** BEGIN MATERIAL FOR THIS TASK **

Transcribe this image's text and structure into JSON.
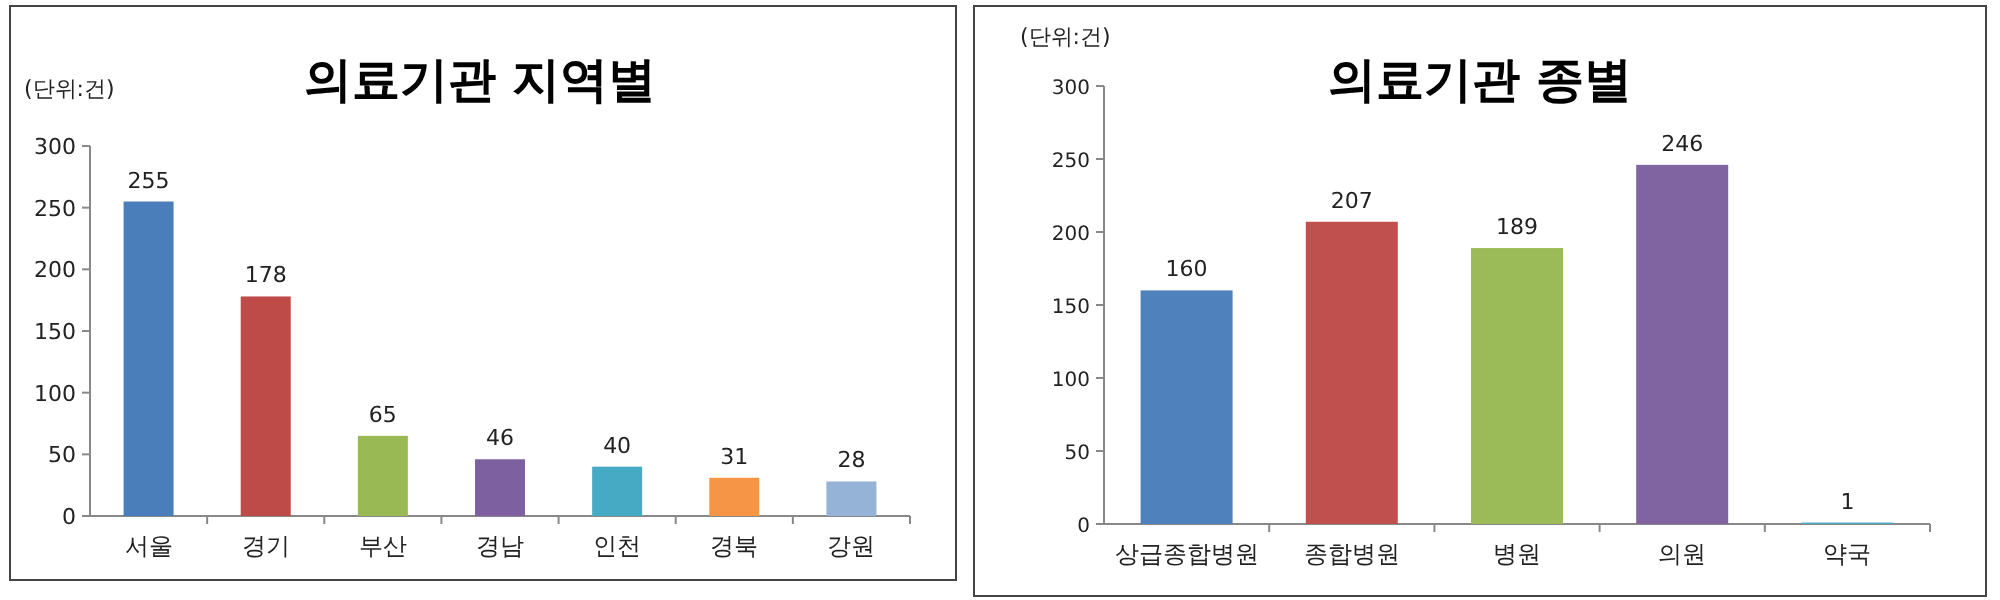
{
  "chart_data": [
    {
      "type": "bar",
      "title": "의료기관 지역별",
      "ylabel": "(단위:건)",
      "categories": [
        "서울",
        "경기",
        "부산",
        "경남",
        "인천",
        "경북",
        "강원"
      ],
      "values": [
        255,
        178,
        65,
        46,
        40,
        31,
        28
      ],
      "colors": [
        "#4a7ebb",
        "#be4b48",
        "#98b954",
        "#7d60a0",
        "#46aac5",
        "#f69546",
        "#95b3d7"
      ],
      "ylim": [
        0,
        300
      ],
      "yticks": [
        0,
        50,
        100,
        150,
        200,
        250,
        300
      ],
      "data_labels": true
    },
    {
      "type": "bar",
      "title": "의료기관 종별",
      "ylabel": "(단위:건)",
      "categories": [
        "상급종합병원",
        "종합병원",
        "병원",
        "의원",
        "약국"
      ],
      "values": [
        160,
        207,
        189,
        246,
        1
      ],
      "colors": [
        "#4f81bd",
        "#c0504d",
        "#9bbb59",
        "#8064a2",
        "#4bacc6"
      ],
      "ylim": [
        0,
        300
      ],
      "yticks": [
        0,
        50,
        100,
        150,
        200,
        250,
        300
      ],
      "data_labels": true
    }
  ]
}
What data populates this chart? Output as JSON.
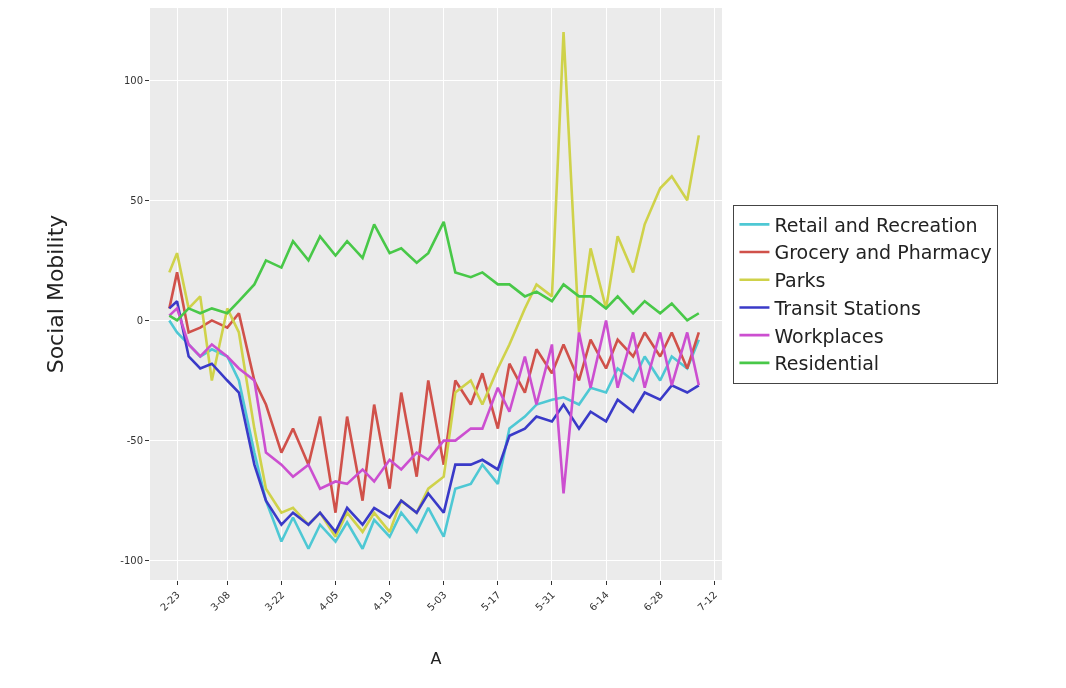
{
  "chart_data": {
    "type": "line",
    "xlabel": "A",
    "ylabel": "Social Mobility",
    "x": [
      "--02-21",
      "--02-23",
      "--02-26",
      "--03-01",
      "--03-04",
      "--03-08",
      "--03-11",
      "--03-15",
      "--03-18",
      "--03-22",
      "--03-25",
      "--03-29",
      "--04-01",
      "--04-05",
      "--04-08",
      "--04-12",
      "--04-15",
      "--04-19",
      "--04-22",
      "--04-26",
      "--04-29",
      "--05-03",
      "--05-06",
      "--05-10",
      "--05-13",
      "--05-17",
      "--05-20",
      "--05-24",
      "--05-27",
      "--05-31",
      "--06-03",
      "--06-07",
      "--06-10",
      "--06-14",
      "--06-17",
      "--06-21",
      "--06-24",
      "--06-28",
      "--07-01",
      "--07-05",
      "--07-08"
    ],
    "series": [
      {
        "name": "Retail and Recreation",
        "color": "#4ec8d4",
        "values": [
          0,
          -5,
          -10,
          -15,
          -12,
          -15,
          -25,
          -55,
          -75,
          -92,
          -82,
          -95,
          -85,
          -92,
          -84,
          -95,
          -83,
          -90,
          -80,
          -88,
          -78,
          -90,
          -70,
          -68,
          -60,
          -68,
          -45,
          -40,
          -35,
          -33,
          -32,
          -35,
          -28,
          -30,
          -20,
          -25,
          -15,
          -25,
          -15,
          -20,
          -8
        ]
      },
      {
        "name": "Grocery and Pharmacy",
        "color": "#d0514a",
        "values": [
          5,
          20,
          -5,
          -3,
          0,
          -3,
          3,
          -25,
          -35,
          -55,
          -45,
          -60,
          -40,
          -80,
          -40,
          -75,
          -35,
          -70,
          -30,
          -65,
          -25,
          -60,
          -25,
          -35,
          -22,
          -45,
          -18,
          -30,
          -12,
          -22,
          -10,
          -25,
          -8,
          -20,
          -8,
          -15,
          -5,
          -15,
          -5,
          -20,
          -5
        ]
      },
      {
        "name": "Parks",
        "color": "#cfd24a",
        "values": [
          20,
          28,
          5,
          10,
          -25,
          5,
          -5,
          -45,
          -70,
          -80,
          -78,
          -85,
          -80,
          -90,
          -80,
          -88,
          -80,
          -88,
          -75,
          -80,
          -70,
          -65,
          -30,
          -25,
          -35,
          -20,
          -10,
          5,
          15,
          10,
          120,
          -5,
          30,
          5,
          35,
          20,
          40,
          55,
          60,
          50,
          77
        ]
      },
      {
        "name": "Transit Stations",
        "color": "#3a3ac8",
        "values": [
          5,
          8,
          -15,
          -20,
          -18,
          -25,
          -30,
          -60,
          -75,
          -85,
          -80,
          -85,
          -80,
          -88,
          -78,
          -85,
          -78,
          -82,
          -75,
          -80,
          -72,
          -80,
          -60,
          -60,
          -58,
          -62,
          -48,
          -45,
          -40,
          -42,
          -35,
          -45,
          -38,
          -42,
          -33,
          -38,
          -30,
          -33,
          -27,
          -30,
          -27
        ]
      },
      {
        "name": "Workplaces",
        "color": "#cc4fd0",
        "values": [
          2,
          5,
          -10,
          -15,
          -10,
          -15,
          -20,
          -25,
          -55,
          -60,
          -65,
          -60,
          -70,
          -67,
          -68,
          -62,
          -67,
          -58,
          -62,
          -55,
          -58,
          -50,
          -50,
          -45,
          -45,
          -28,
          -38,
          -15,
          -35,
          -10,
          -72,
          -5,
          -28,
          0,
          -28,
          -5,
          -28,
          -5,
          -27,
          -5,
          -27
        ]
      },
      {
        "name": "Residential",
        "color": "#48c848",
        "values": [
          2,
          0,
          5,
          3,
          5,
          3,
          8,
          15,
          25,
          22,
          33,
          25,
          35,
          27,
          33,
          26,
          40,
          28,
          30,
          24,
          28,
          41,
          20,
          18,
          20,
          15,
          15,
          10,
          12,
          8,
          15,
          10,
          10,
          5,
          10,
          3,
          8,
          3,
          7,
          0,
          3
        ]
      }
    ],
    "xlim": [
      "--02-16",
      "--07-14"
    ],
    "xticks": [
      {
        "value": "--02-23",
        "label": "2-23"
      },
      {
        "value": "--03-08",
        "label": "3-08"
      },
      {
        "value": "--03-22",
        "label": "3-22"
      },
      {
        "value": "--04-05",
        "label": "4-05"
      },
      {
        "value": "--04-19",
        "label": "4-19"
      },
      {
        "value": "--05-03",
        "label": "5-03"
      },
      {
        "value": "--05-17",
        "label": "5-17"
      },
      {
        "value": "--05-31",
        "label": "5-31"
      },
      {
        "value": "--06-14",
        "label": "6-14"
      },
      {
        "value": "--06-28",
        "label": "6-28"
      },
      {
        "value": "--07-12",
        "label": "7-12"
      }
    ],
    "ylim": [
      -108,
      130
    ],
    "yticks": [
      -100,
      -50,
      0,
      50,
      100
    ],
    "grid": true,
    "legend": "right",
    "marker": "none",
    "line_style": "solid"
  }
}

** END MATERIAL FOR THIS TASK **

WRITTEN PROBLEM = Quote every record above exactly, leaving out any pictures.

RESPONSE TO THE TASK =
Transcribe this image's text and structure into JSON.
{
  "chart_data": [
    {
      "type": "bar",
      "title": "의료기관 지역별",
      "ylabel": "(단위:건)",
      "categories": [
        "서울",
        "경기",
        "부산",
        "경남",
        "인천",
        "경북",
        "강원"
      ],
      "values": [
        255,
        178,
        65,
        46,
        40,
        31,
        28
      ],
      "colors": [
        "#4a7ebb",
        "#be4b48",
        "#98b954",
        "#7d60a0",
        "#46aac5",
        "#f69546",
        "#95b3d7"
      ],
      "ylim": [
        0,
        300
      ],
      "yticks": [
        0,
        50,
        100,
        150,
        200,
        250,
        300
      ],
      "data_labels": true
    },
    {
      "type": "bar",
      "title": "의료기관 종별",
      "ylabel": "(단위:건)",
      "categories": [
        "상급종합병원",
        "종합병원",
        "병원",
        "의원",
        "약국"
      ],
      "values": [
        160,
        207,
        189,
        246,
        1
      ],
      "colors": [
        "#4f81bd",
        "#c0504d",
        "#9bbb59",
        "#8064a2",
        "#4bacc6"
      ],
      "ylim": [
        0,
        300
      ],
      "yticks": [
        0,
        50,
        100,
        150,
        200,
        250,
        300
      ],
      "data_labels": true
    }
  ]
}
What data populates this chart? Output as JSON.
{
  "chart_data": {
    "type": "line",
    "xlabel": "A",
    "ylabel": "Social Mobility",
    "x": [
      "--02-21",
      "--02-23",
      "--02-26",
      "--03-01",
      "--03-04",
      "--03-08",
      "--03-11",
      "--03-15",
      "--03-18",
      "--03-22",
      "--03-25",
      "--03-29",
      "--04-01",
      "--04-05",
      "--04-08",
      "--04-12",
      "--04-15",
      "--04-19",
      "--04-22",
      "--04-26",
      "--04-29",
      "--05-03",
      "--05-06",
      "--05-10",
      "--05-13",
      "--05-17",
      "--05-20",
      "--05-24",
      "--05-27",
      "--05-31",
      "--06-03",
      "--06-07",
      "--06-10",
      "--06-14",
      "--06-17",
      "--06-21",
      "--06-24",
      "--06-28",
      "--07-01",
      "--07-05",
      "--07-08"
    ],
    "series": [
      {
        "name": "Retail and Recreation",
        "color": "#4ec8d4",
        "values": [
          0,
          -5,
          -10,
          -15,
          -12,
          -15,
          -25,
          -55,
          -75,
          -92,
          -82,
          -95,
          -85,
          -92,
          -84,
          -95,
          -83,
          -90,
          -80,
          -88,
          -78,
          -90,
          -70,
          -68,
          -60,
          -68,
          -45,
          -40,
          -35,
          -33,
          -32,
          -35,
          -28,
          -30,
          -20,
          -25,
          -15,
          -25,
          -15,
          -20,
          -8
        ]
      },
      {
        "name": "Grocery and Pharmacy",
        "color": "#d0514a",
        "values": [
          5,
          20,
          -5,
          -3,
          0,
          -3,
          3,
          -25,
          -35,
          -55,
          -45,
          -60,
          -40,
          -80,
          -40,
          -75,
          -35,
          -70,
          -30,
          -65,
          -25,
          -60,
          -25,
          -35,
          -22,
          -45,
          -18,
          -30,
          -12,
          -22,
          -10,
          -25,
          -8,
          -20,
          -8,
          -15,
          -5,
          -15,
          -5,
          -20,
          -5
        ]
      },
      {
        "name": "Parks",
        "color": "#cfd24a",
        "values": [
          20,
          28,
          5,
          10,
          -25,
          5,
          -5,
          -45,
          -70,
          -80,
          -78,
          -85,
          -80,
          -90,
          -80,
          -88,
          -80,
          -88,
          -75,
          -80,
          -70,
          -65,
          -30,
          -25,
          -35,
          -20,
          -10,
          5,
          15,
          10,
          120,
          -5,
          30,
          5,
          35,
          20,
          40,
          55,
          60,
          50,
          77
        ]
      },
      {
        "name": "Transit Stations",
        "color": "#3a3ac8",
        "values": [
          5,
          8,
          -15,
          -20,
          -18,
          -25,
          -30,
          -60,
          -75,
          -85,
          -80,
          -85,
          -80,
          -88,
          -78,
          -85,
          -78,
          -82,
          -75,
          -80,
          -72,
          -80,
          -60,
          -60,
          -58,
          -62,
          -48,
          -45,
          -40,
          -42,
          -35,
          -45,
          -38,
          -42,
          -33,
          -38,
          -30,
          -33,
          -27,
          -30,
          -27
        ]
      },
      {
        "name": "Workplaces",
        "color": "#cc4fd0",
        "values": [
          2,
          5,
          -10,
          -15,
          -10,
          -15,
          -20,
          -25,
          -55,
          -60,
          -65,
          -60,
          -70,
          -67,
          -68,
          -62,
          -67,
          -58,
          -62,
          -55,
          -58,
          -50,
          -50,
          -45,
          -45,
          -28,
          -38,
          -15,
          -35,
          -10,
          -72,
          -5,
          -28,
          0,
          -28,
          -5,
          -28,
          -5,
          -27,
          -5,
          -27
        ]
      },
      {
        "name": "Residential",
        "color": "#48c848",
        "values": [
          2,
          0,
          5,
          3,
          5,
          3,
          8,
          15,
          25,
          22,
          33,
          25,
          35,
          27,
          33,
          26,
          40,
          28,
          30,
          24,
          28,
          41,
          20,
          18,
          20,
          15,
          15,
          10,
          12,
          8,
          15,
          10,
          10,
          5,
          10,
          3,
          8,
          3,
          7,
          0,
          3
        ]
      }
    ],
    "xlim": [
      "--02-16",
      "--07-14"
    ],
    "xticks": [
      {
        "value": "--02-23",
        "label": "2-23"
      },
      {
        "value": "--03-08",
        "label": "3-08"
      },
      {
        "value": "--03-22",
        "label": "3-22"
      },
      {
        "value": "--04-05",
        "label": "4-05"
      },
      {
        "value": "--04-19",
        "label": "4-19"
      },
      {
        "value": "--05-03",
        "label": "5-03"
      },
      {
        "value": "--05-17",
        "label": "5-17"
      },
      {
        "value": "--05-31",
        "label": "5-31"
      },
      {
        "value": "--06-14",
        "label": "6-14"
      },
      {
        "value": "--06-28",
        "label": "6-28"
      },
      {
        "value": "--07-12",
        "label": "7-12"
      }
    ],
    "ylim": [
      -108,
      130
    ],
    "yticks": [
      -100,
      -50,
      0,
      50,
      100
    ],
    "grid": true,
    "legend": "right",
    "marker": "none",
    "line_style": "solid"
  }
}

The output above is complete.